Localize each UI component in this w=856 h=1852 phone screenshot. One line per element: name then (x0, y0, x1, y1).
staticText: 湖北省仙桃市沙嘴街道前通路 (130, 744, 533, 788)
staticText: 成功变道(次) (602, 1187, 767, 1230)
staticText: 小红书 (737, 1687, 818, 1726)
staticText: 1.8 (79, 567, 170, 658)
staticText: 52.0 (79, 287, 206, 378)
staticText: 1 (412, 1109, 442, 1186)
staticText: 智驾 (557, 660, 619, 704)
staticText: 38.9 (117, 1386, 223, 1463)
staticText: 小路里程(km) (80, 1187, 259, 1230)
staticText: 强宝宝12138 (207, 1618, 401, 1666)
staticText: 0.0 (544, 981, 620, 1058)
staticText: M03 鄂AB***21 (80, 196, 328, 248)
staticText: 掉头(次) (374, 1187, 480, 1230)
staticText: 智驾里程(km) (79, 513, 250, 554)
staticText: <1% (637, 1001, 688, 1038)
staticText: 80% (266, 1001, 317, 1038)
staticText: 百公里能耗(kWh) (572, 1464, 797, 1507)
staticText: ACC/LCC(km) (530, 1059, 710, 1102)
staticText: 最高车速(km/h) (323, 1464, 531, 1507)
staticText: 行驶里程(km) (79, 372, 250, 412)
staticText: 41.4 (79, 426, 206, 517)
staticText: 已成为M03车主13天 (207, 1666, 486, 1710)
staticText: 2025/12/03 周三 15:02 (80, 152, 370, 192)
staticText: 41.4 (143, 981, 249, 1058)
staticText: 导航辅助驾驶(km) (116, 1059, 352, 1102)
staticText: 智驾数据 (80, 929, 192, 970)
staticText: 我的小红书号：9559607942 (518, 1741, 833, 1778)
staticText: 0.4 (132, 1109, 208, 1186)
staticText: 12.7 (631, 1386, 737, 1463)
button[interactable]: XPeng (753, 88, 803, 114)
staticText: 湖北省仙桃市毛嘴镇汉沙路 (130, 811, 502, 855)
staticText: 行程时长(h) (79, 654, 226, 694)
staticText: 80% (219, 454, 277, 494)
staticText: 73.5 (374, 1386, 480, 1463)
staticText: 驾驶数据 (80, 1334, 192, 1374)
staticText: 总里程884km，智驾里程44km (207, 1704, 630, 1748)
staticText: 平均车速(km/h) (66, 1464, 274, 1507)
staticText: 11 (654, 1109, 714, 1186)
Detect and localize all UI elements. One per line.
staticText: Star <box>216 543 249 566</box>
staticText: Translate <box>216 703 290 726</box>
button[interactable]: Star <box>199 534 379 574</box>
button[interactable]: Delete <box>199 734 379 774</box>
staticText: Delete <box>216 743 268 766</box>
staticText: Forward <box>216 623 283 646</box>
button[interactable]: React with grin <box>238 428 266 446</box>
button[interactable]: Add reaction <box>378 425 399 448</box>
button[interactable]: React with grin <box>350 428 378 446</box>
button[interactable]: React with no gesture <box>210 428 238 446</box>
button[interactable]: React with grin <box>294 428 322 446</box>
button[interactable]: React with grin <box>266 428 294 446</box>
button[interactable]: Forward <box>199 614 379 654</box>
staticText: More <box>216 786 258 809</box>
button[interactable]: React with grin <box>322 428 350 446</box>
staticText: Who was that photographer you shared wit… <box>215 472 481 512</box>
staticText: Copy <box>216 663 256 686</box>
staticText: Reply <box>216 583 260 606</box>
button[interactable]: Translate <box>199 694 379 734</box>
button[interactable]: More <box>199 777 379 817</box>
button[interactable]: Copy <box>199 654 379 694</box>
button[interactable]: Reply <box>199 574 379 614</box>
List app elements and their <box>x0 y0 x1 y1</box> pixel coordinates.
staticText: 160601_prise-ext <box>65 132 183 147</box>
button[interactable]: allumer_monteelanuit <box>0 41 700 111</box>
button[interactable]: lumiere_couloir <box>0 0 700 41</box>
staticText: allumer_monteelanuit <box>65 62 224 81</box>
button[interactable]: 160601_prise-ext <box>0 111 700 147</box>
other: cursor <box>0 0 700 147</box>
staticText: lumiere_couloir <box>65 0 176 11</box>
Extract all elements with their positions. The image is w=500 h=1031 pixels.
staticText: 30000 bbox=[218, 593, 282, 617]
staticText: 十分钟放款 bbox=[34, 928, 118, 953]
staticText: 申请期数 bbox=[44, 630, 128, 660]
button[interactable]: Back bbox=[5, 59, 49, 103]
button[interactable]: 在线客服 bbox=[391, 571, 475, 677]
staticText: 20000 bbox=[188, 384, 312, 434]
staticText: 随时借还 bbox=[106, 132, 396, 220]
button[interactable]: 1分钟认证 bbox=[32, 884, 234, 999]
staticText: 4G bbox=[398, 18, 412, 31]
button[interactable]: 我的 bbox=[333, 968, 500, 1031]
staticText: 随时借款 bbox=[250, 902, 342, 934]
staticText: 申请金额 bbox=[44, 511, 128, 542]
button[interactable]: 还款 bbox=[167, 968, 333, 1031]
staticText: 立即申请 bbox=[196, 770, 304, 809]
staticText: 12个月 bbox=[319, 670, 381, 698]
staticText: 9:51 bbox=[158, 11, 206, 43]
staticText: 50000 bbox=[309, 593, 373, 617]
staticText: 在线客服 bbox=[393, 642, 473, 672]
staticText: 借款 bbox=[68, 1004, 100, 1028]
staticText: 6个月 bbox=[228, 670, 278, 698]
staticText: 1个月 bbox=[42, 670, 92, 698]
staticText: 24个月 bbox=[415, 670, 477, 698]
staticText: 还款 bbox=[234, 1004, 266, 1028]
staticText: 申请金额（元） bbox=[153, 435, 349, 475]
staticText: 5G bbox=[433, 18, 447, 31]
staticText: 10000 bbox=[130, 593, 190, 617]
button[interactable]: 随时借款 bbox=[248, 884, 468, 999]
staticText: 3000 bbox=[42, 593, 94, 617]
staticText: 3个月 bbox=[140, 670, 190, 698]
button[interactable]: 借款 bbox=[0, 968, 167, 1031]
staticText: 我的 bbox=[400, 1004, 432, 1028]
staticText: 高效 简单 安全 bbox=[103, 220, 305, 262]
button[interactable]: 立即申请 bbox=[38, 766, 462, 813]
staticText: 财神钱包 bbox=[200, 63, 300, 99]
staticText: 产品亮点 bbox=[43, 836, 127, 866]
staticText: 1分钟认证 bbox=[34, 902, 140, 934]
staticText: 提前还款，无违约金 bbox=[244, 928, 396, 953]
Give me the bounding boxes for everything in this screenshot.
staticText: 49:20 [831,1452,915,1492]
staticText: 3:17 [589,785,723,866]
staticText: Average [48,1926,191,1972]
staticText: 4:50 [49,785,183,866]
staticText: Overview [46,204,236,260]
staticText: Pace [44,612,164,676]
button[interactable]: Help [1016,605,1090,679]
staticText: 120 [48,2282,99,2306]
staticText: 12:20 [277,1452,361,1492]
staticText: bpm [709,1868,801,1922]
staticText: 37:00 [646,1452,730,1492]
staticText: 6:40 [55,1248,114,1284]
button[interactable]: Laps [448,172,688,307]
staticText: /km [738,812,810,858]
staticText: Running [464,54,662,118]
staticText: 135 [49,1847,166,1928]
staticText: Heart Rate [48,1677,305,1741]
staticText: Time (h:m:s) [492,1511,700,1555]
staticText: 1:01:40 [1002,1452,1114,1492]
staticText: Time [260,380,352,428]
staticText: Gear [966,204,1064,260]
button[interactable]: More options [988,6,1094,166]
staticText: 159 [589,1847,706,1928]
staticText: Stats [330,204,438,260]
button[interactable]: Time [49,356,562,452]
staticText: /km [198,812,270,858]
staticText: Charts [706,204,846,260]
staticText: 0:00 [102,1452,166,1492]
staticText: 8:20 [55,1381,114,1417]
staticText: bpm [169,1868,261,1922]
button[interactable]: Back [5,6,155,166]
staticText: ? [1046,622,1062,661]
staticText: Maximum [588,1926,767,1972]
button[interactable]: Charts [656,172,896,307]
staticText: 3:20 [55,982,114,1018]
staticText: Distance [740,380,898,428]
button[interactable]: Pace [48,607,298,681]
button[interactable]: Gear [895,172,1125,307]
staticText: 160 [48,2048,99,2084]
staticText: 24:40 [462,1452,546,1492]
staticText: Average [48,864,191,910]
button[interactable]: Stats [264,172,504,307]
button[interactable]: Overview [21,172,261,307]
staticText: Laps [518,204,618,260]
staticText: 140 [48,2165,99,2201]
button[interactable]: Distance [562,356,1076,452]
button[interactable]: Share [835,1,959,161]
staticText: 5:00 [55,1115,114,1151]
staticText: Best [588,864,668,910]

************

### Set exercise:
Report every line of the records that contains the string "随时借款". Case counts.

### Result for this task:
staticText: 随时借款 bbox=[250, 902, 342, 934]
button[interactable]: 随时借款 bbox=[248, 884, 468, 999]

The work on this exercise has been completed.